Problem description: Output all of the data below exactly as given.

Exercise data:
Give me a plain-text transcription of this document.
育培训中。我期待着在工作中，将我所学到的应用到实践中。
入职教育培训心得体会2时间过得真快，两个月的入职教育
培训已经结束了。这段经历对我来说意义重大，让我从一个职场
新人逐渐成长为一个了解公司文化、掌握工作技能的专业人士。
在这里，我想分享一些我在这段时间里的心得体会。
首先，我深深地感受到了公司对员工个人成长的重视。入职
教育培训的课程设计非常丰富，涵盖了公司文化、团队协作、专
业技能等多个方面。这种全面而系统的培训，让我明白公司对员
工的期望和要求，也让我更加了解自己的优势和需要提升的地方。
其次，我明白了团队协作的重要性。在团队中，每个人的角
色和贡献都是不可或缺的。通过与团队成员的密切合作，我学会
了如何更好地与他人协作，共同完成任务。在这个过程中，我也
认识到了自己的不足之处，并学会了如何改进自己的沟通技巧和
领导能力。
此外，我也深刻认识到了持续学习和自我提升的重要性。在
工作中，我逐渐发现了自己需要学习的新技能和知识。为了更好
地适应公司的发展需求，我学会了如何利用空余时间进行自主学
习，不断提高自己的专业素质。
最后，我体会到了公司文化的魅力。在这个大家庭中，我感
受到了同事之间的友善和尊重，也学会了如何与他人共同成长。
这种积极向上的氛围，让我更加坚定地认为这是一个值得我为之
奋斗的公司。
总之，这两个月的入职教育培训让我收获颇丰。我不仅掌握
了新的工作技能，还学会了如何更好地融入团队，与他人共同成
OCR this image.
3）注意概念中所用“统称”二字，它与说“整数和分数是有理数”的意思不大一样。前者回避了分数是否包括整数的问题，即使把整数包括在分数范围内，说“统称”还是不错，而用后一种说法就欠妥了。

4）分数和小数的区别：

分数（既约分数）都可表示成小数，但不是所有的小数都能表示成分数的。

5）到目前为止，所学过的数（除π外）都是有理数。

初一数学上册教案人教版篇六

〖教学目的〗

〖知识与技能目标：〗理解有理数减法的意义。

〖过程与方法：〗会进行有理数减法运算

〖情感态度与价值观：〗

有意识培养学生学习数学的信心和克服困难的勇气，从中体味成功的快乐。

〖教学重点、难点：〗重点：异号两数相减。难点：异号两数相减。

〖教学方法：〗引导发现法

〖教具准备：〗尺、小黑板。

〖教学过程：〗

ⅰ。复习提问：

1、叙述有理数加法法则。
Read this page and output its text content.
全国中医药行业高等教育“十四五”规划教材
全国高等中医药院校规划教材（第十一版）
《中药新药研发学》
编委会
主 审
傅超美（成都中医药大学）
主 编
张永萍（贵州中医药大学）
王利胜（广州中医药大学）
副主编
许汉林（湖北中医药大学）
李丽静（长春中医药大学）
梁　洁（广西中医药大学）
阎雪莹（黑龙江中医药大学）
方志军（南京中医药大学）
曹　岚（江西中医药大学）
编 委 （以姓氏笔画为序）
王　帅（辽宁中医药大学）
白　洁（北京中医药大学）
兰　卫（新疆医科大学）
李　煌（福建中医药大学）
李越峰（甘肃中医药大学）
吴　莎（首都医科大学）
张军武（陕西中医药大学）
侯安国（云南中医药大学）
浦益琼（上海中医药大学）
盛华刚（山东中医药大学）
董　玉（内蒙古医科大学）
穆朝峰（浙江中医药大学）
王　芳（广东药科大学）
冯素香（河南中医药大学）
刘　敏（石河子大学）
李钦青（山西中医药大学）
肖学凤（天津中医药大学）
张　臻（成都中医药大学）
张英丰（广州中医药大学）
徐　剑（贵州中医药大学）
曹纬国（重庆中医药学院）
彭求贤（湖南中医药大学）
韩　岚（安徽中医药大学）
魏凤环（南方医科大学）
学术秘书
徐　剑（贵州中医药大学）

Written solution:
Give me a plain-text transcription of this document.
育培训中。我期待着在工作中，将我所学到的应用到实践中。
入职教育培训心得体会2时间过得真快，两个月的入职教育
培训已经结束了。这段经历对我来说意义重大，让我从一个职场
新人逐渐成长为一个了解公司文化、掌握工作技能的专业人士。
在这里，我想分享一些我在这段时间里的心得体会。
首先，我深深地感受到了公司对员工个人成长的重视。入职
教育培训的课程设计非常丰富，涵盖了公司文化、团队协作、专
业技能等多个方面。这种全面而系统的培训，让我明白公司对员
工的期望和要求，也让我更加了解自己的优势和需要提升的地方。
其次，我明白了团队协作的重要性。在团队中，每个人的角
色和贡献都是不可或缺的。通过与团队成员的密切合作，我学会
了如何更好地与他人协作，共同完成任务。在这个过程中，我也
认识到了自己的不足之处，并学会了如何改进自己的沟通技巧和
领导能力。
此外，我也深刻认识到了持续学习和自我提升的重要性。在
工作中，我逐渐发现了自己需要学习的新技能和知识。为了更好
地适应公司的发展需求，我学会了如何利用空余时间进行自主学
习，不断提高自己的专业素质。
最后，我体会到了公司文化的魅力。在这个大家庭中，我感
受到了同事之间的友善和尊重，也学会了如何与他人共同成长。
这种积极向上的氛围，让我更加坚定地认为这是一个值得我为之
奋斗的公司。
总之，这两个月的入职教育培训让我收获颇丰。我不仅掌握
了新的工作技能，还学会了如何更好地融入团队，与他人共同成
OCR this image.
3）注意概念中所用“统称”二字，它与说“整数和分数是有理数”的意思不大一样。前者回避了分数是否包括整数的问题，即使把整数包括在分数范围内，说“统称”还是不错，而用后一种说法就欠妥了。

4）分数和小数的区别：

分数（既约分数）都可表示成小数，但不是所有的小数都能表示成分数的。

5）到目前为止，所学过的数（除π外）都是有理数。

初一数学上册教案人教版篇六

〖教学目的〗

〖知识与技能目标：〗理解有理数减法的意义。

〖过程与方法：〗会进行有理数减法运算

〖情感态度与价值观：〗

有意识培养学生学习数学的信心和克服困难的勇气，从中体味成功的快乐。

〖教学重点、难点：〗重点：异号两数相减。难点：异号两数相减。

〖教学方法：〗引导发现法

〖教具准备：〗尺、小黑板。

〖教学过程：〗

ⅰ。复习提问：

1、叙述有理数加法法则。
Read this page and output its text content.
全国中医药行业高等教育“十四五”规划教材
全国高等中医药院校规划教材（第十一版）
《中药新药研发学》
编委会
主 审
傅超美（成都中医药大学）
主 编
张永萍（贵州中医药大学）
王利胜（广州中医药大学）
副主编
许汉林（湖北中医药大学）
李丽静（长春中医药大学）
梁　洁（广西中医药大学）
阎雪莹（黑龙江中医药大学）
方志军（南京中医药大学）
曹　岚（江西中医药大学）
编 委 （以姓氏笔画为序）
王　帅（辽宁中医药大学）
白　洁（北京中医药大学）
兰　卫（新疆医科大学）
李　煌（福建中医药大学）
李越峰（甘肃中医药大学）
吴　莎（首都医科大学）
张军武（陕西中医药大学）
侯安国（云南中医药大学）
浦益琼（上海中医药大学）
盛华刚（山东中医药大学）
董　玉（内蒙古医科大学）
穆朝峰（浙江中医药大学）
王　芳（广东药科大学）
冯素香（河南中医药大学）
刘　敏（石河子大学）
李钦青（山西中医药大学）
肖学凤（天津中医药大学）
张　臻（成都中医药大学）
张英丰（广州中医药大学）
徐　剑（贵州中医药大学）
曹纬国（重庆中医药学院）
彭求贤（湖南中医药大学）
韩　岚（安徽中医药大学）
魏凤环（南方医科大学）
学术秘书
徐　剑（贵州中医药大学）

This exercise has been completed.